-- start DATASET ROWS --
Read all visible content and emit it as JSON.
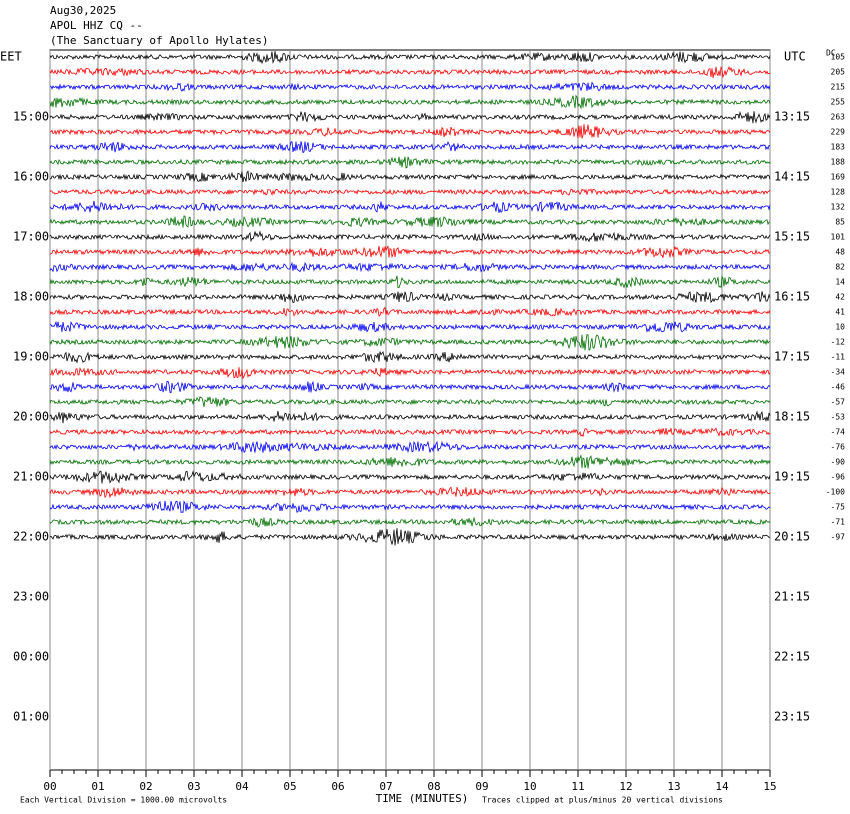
{
  "chart_data": {
    "type": "helicorder",
    "title": "Aug30,2025",
    "subtitle": "APOL HHZ CQ --",
    "station": "(The Sanctuary of Apollo Hylates)",
    "left_label": "EET",
    "right_label": "UTC",
    "offset_label": "DC",
    "xlabel": "TIME (MINUTES)",
    "note_left": "Each Vertical Division = 1000.00 microvolts",
    "note_right": "Traces clipped at plus/minus 20 vertical divisions",
    "xlim": [
      0,
      15
    ],
    "xticks": [
      {
        "value": 0,
        "label": "00"
      },
      {
        "value": 1,
        "label": "01"
      },
      {
        "value": 2,
        "label": "02"
      },
      {
        "value": 3,
        "label": "03"
      },
      {
        "value": 4,
        "label": "04"
      },
      {
        "value": 5,
        "label": "05"
      },
      {
        "value": 6,
        "label": "06"
      },
      {
        "value": 7,
        "label": "07"
      },
      {
        "value": 8,
        "label": "08"
      },
      {
        "value": 9,
        "label": "09"
      },
      {
        "value": 10,
        "label": "10"
      },
      {
        "value": 11,
        "label": "11"
      },
      {
        "value": 12,
        "label": "12"
      },
      {
        "value": 13,
        "label": "13"
      },
      {
        "value": 14,
        "label": "14"
      },
      {
        "value": 15,
        "label": "15"
      }
    ],
    "left_times": [
      "15:00",
      "16:00",
      "17:00",
      "18:00",
      "19:00",
      "20:00",
      "21:00",
      "22:00",
      "23:00",
      "00:00",
      "01:00"
    ],
    "right_times": [
      "13:15",
      "14:15",
      "15:15",
      "16:15",
      "17:15",
      "18:15",
      "19:15",
      "20:15",
      "21:15",
      "22:15",
      "23:15"
    ],
    "colors": [
      "#000000",
      "#ff0000",
      "#0000ff",
      "#007000"
    ],
    "dc_offsets": [
      105,
      205,
      215,
      255,
      263,
      229,
      183,
      188,
      169,
      128,
      132,
      85,
      101,
      48,
      82,
      14,
      42,
      41,
      10,
      -12,
      -11,
      -34,
      -46,
      -57,
      -53,
      -74,
      -76,
      -90,
      -96,
      -100,
      -75,
      -71,
      -97
    ]
  }
}
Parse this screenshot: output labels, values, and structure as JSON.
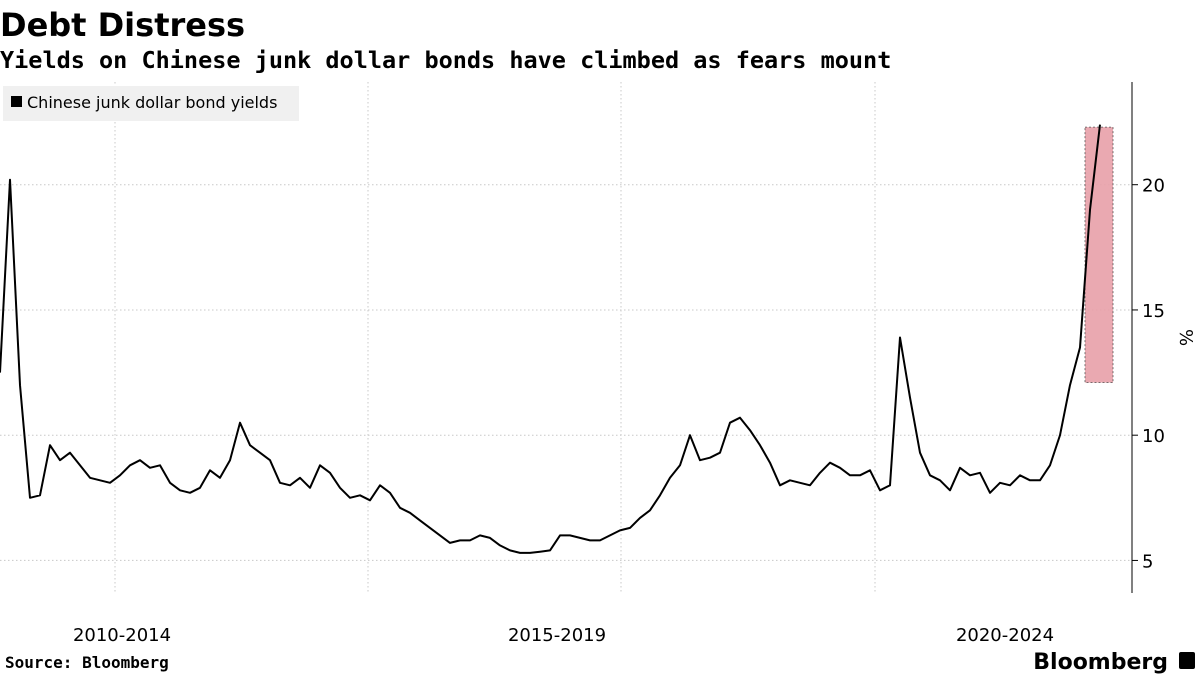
{
  "chart_data": {
    "type": "line",
    "title": "Debt Distress",
    "subtitle": "Yields on Chinese junk dollar bonds have climbed as fears mount",
    "y_axis_label": "%",
    "source": "Source: Bloomberg",
    "brand": "Bloomberg",
    "legend_position": "top-left",
    "grid": true,
    "xlim": [
      0,
      113
    ],
    "xticks": [
      {
        "value": 12.2,
        "label": "2010-2014"
      },
      {
        "value": 55.7,
        "label": "2015-2019"
      },
      {
        "value": 100.5,
        "label": "2020-2024"
      }
    ],
    "xgrid": [
      11.5,
      36.8,
      62.1,
      87.5
    ],
    "ylim": [
      3.7,
      24.1
    ],
    "yticks": [
      5,
      10,
      15,
      20
    ],
    "highlight": {
      "xlim": [
        108.5,
        111.3
      ],
      "ylim": [
        12.1,
        22.3
      ],
      "color": "#e8a0a8"
    },
    "series": [
      {
        "name": "Chinese junk dollar bond yields",
        "color": "#000000",
        "values": [
          12.5,
          20.2,
          12,
          7.5,
          7.6,
          9.6,
          9.0,
          9.3,
          8.8,
          8.3,
          8.2,
          8.1,
          8.4,
          8.8,
          9.0,
          8.7,
          8.8,
          8.1,
          7.8,
          7.7,
          7.9,
          8.6,
          8.3,
          9.0,
          10.5,
          9.6,
          9.3,
          9.0,
          8.1,
          8.0,
          8.3,
          7.9,
          8.8,
          8.5,
          7.9,
          7.5,
          7.6,
          7.4,
          8.0,
          7.7,
          7.1,
          6.9,
          6.6,
          6.3,
          6.0,
          5.7,
          5.8,
          5.8,
          6.0,
          5.9,
          5.6,
          5.4,
          5.3,
          5.3,
          5.35,
          5.4,
          6.0,
          6.0,
          5.9,
          5.8,
          5.8,
          6.0,
          6.2,
          6.3,
          6.7,
          7.0,
          7.6,
          8.3,
          8.8,
          10.0,
          9.0,
          9.1,
          9.3,
          10.5,
          10.7,
          10.2,
          9.6,
          8.9,
          8.0,
          8.2,
          8.1,
          8.0,
          8.5,
          8.9,
          8.7,
          8.4,
          8.4,
          8.6,
          7.8,
          8.0,
          13.9,
          11.5,
          9.3,
          8.4,
          8.2,
          7.8,
          8.7,
          8.4,
          8.5,
          7.7,
          8.1,
          8.0,
          8.4,
          8.2,
          8.2,
          8.8,
          10.0,
          12.0,
          13.5,
          19.0,
          22.4
        ]
      }
    ]
  }
}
-- end DATASET ROWS --
### WHAT YOU WILL DO
Find the number of lines in which the word "JSON" occurs, and write nothing but that number.

### WORKED ANSWER
2